Copy out the records word for word, from their first line through the line containing "button[interactable]: Язык: [152, 39, 328, 59]", with both of those lines included.

* begin EXERCISE INPUT *

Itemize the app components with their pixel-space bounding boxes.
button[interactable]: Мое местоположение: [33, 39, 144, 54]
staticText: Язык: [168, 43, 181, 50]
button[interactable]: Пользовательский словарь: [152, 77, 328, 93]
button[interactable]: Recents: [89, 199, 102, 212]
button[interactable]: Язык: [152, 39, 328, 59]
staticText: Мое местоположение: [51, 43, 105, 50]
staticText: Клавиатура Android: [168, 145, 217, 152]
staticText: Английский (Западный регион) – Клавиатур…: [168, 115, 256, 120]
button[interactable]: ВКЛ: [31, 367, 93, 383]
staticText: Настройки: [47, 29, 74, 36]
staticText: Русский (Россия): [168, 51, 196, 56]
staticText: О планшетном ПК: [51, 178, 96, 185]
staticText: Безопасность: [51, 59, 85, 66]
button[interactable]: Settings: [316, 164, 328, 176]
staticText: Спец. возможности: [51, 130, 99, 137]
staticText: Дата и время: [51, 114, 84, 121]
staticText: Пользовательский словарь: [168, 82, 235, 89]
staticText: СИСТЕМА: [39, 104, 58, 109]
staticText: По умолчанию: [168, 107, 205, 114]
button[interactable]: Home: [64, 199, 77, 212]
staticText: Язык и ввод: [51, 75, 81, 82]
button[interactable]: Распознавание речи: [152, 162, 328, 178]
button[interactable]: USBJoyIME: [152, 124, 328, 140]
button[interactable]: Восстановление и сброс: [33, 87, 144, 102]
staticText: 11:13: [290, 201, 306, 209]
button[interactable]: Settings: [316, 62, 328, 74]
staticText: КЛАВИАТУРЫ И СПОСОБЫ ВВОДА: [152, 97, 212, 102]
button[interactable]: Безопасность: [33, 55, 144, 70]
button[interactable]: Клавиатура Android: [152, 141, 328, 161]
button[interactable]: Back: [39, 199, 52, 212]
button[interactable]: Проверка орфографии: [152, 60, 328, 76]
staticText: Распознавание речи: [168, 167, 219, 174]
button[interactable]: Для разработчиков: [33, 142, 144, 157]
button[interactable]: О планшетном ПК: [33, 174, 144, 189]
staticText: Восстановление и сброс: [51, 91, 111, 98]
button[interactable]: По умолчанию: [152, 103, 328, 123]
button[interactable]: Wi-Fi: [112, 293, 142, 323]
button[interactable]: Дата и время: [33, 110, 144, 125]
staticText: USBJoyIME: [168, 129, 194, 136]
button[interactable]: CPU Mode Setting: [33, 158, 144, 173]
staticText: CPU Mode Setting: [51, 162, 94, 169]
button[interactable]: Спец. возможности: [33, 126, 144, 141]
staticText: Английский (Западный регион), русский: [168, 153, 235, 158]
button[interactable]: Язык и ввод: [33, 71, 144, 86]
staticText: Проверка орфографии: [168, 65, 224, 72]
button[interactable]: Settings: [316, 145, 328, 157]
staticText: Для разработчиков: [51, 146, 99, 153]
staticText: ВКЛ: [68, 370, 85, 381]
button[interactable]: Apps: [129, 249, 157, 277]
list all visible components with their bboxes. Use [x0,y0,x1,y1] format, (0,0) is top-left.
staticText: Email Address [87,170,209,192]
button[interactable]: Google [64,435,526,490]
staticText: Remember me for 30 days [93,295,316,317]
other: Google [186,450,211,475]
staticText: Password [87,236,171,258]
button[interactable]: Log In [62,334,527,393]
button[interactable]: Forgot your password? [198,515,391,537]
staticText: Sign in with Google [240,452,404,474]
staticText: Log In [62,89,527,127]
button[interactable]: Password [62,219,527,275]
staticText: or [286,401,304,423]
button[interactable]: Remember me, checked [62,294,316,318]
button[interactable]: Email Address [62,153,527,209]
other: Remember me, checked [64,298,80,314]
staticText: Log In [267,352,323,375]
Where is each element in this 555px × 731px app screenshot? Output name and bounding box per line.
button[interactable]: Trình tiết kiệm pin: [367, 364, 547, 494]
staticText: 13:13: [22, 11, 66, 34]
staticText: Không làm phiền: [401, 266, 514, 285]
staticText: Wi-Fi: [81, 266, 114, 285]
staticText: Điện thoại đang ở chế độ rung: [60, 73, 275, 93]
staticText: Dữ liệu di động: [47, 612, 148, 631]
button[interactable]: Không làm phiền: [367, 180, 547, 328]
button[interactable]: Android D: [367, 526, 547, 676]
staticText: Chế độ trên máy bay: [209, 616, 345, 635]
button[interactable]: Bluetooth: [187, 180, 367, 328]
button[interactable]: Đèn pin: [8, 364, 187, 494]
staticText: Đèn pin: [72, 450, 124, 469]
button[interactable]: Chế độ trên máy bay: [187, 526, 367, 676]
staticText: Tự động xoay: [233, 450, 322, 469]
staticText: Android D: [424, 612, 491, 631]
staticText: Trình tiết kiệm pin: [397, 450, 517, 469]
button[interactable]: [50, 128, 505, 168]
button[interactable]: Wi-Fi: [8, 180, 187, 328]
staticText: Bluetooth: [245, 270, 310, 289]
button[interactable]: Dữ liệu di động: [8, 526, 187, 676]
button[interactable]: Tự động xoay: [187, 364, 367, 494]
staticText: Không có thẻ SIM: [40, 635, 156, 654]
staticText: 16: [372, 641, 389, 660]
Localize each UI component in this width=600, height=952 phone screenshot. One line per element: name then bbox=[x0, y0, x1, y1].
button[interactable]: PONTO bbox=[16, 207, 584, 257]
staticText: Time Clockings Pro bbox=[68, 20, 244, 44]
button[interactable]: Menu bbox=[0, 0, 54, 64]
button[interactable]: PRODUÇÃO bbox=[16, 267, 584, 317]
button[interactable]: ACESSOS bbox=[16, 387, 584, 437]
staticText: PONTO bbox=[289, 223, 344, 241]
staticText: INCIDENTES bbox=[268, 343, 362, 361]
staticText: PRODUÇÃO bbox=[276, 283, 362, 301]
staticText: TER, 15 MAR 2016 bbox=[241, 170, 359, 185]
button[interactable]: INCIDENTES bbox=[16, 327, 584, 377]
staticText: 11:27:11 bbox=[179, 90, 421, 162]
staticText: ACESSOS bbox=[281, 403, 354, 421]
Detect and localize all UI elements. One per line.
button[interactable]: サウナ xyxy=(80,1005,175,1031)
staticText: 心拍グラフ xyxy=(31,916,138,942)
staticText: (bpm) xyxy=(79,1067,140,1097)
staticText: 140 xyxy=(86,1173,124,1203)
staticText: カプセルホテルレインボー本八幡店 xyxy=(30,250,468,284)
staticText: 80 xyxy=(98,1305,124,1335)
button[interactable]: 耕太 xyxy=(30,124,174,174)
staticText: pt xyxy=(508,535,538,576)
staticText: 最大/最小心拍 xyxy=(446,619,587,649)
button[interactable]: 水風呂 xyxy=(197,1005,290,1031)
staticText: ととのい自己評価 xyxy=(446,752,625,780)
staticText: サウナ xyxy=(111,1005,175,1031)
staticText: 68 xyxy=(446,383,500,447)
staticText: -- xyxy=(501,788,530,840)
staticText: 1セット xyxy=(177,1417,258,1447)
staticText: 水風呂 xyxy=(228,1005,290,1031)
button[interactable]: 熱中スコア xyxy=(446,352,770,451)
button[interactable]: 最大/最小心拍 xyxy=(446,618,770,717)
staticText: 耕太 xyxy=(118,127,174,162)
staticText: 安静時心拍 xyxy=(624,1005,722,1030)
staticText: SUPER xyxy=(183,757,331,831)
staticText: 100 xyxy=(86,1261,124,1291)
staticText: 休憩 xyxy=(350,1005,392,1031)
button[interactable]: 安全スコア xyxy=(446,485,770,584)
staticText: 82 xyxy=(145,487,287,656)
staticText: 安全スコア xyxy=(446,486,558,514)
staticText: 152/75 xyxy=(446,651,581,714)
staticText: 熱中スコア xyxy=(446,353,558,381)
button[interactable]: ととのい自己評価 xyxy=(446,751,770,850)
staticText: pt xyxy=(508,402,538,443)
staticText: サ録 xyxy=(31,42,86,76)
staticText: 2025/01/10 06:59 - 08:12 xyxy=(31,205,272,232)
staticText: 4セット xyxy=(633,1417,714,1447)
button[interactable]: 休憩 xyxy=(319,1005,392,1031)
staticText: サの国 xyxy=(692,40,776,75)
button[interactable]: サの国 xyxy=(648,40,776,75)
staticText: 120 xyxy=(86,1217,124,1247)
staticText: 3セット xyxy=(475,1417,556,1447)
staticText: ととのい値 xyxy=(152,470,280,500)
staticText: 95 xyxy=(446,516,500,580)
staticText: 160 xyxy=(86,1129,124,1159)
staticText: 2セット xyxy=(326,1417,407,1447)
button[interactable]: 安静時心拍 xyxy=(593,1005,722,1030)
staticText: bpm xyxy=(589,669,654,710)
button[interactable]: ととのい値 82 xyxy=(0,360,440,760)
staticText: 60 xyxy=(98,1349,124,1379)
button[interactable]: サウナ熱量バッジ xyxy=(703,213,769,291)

* end EXERCISE INPUT *

● **COMPLETED TASK**:
Itemize the app components with their pixel-space bounding boxes.
button[interactable]: Мое местоположение: [33, 39, 144, 54]
staticText: Язык: [168, 43, 181, 50]
button[interactable]: Пользовательский словарь: [152, 77, 328, 93]
button[interactable]: Recents: [89, 199, 102, 212]
button[interactable]: Язык: [152, 39, 328, 59]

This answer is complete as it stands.